OBJECTIVE: Print every record below exactly as written.

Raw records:
##########
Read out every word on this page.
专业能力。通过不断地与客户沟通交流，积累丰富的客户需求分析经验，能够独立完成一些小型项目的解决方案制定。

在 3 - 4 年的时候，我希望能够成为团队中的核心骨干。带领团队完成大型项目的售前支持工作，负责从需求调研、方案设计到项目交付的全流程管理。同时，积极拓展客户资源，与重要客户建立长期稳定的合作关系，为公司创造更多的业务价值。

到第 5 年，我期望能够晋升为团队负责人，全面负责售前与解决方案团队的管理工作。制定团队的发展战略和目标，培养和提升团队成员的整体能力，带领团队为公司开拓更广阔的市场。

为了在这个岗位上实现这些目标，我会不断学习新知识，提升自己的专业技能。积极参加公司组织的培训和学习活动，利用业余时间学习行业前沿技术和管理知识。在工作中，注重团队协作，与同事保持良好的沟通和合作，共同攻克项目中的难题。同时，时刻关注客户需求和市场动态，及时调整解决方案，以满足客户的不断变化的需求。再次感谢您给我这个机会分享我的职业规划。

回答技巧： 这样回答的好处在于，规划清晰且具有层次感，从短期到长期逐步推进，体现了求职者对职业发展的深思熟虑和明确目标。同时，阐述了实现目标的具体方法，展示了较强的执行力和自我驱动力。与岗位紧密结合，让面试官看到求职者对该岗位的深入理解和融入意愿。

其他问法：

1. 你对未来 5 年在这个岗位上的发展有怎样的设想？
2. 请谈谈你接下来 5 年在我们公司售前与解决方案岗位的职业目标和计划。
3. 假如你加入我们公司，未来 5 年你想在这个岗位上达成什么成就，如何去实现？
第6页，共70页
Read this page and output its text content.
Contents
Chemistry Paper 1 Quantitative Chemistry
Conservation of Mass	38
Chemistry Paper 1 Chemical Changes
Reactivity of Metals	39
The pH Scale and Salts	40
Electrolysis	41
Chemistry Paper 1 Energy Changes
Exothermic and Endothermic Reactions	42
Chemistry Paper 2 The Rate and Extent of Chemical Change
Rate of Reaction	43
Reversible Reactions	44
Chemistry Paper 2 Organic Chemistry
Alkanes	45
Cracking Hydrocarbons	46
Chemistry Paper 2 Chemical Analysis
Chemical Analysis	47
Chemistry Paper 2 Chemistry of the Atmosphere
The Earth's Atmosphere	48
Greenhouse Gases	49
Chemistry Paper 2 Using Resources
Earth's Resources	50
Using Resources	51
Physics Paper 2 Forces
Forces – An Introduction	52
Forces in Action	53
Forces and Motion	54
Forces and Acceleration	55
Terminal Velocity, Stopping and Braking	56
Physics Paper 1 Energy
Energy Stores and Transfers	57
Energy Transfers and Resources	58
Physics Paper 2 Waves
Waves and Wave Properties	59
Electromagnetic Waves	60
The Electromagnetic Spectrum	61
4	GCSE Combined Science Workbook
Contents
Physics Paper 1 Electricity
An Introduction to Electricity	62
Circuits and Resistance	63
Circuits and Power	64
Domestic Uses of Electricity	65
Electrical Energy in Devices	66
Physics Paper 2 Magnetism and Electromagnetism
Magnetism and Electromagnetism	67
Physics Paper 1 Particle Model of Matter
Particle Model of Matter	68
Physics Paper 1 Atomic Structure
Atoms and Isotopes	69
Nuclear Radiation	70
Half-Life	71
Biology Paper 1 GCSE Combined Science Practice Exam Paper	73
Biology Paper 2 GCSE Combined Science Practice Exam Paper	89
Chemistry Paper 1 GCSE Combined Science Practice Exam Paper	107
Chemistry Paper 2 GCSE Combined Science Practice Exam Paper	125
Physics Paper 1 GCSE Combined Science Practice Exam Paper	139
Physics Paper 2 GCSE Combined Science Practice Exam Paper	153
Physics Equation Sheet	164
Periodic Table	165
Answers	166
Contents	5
##########
THE RESULT:
Read out every word on this page.
专业能力。通过不断地与客户沟通交流，积累丰富的客户需求分析经验，能够独立完成一些小型项目的解决方案制定。

在 3 - 4 年的时候，我希望能够成为团队中的核心骨干。带领团队完成大型项目的售前支持工作，负责从需求调研、方案设计到项目交付的全流程管理。同时，积极拓展客户资源，与重要客户建立长期稳定的合作关系，为公司创造更多的业务价值。

到第 5 年，我期望能够晋升为团队负责人，全面负责售前与解决方案团队的管理工作。制定团队的发展战略和目标，培养和提升团队成员的整体能力，带领团队为公司开拓更广阔的市场。

为了在这个岗位上实现这些目标，我会不断学习新知识，提升自己的专业技能。积极参加公司组织的培训和学习活动，利用业余时间学习行业前沿技术和管理知识。在工作中，注重团队协作，与同事保持良好的沟通和合作，共同攻克项目中的难题。同时，时刻关注客户需求和市场动态，及时调整解决方案，以满足客户的不断变化的需求。再次感谢您给我这个机会分享我的职业规划。

回答技巧： 这样回答的好处在于，规划清晰且具有层次感，从短期到长期逐步推进，体现了求职者对职业发展的深思熟虑和明确目标。同时，阐述了实现目标的具体方法，展示了较强的执行力和自我驱动力。与岗位紧密结合，让面试官看到求职者对该岗位的深入理解和融入意愿。

其他问法：

1. 你对未来 5 年在这个岗位上的发展有怎样的设想？
2. 请谈谈你接下来 5 年在我们公司售前与解决方案岗位的职业目标和计划。
3. 假如你加入我们公司，未来 5 年你想在这个岗位上达成什么成就，如何去实现？
第6页，共70页
Read this page and output its text content.
Contents
Chemistry Paper 1 Quantitative Chemistry
Conservation of Mass	38
Chemistry Paper 1 Chemical Changes
Reactivity of Metals	39
The pH Scale and Salts	40
Electrolysis	41
Chemistry Paper 1 Energy Changes
Exothermic and Endothermic Reactions	42
Chemistry Paper 2 The Rate and Extent of Chemical Change
Rate of Reaction	43
Reversible Reactions	44
Chemistry Paper 2 Organic Chemistry
Alkanes	45
Cracking Hydrocarbons	46
Chemistry Paper 2 Chemical Analysis
Chemical Analysis	47
Chemistry Paper 2 Chemistry of the Atmosphere
The Earth's Atmosphere	48
Greenhouse Gases	49
Chemistry Paper 2 Using Resources
Earth's Resources	50
Using Resources	51
Physics Paper 2 Forces
Forces – An Introduction	52
Forces in Action	53
Forces and Motion	54
Forces and Acceleration	55
Terminal Velocity, Stopping and Braking	56
Physics Paper 1 Energy
Energy Stores and Transfers	57
Energy Transfers and Resources	58
Physics Paper 2 Waves
Waves and Wave Properties	59
Electromagnetic Waves	60
The Electromagnetic Spectrum	61
4	GCSE Combined Science Workbook
Contents
Physics Paper 1 Electricity
An Introduction to Electricity	62
Circuits and Resistance	63
Circuits and Power	64
Domestic Uses of Electricity	65
Electrical Energy in Devices	66
Physics Paper 2 Magnetism and Electromagnetism
Magnetism and Electromagnetism	67
Physics Paper 1 Particle Model of Matter
Particle Model of Matter	68
Physics Paper 1 Atomic Structure
Atoms and Isotopes	69
Nuclear Radiation	70
Half-Life	71
Biology Paper 1 GCSE Combined Science Practice Exam Paper	73
Biology Paper 2 GCSE Combined Science Practice Exam Paper	89
Chemistry Paper 1 GCSE Combined Science Practice Exam Paper	107
Chemistry Paper 2 GCSE Combined Science Practice Exam Paper	125
Physics Paper 1 GCSE Combined Science Practice Exam Paper	139
Physics Paper 2 GCSE Combined Science Practice Exam Paper	153
Physics Equation Sheet	164
Periodic Table	165
Answers	166
Contents	5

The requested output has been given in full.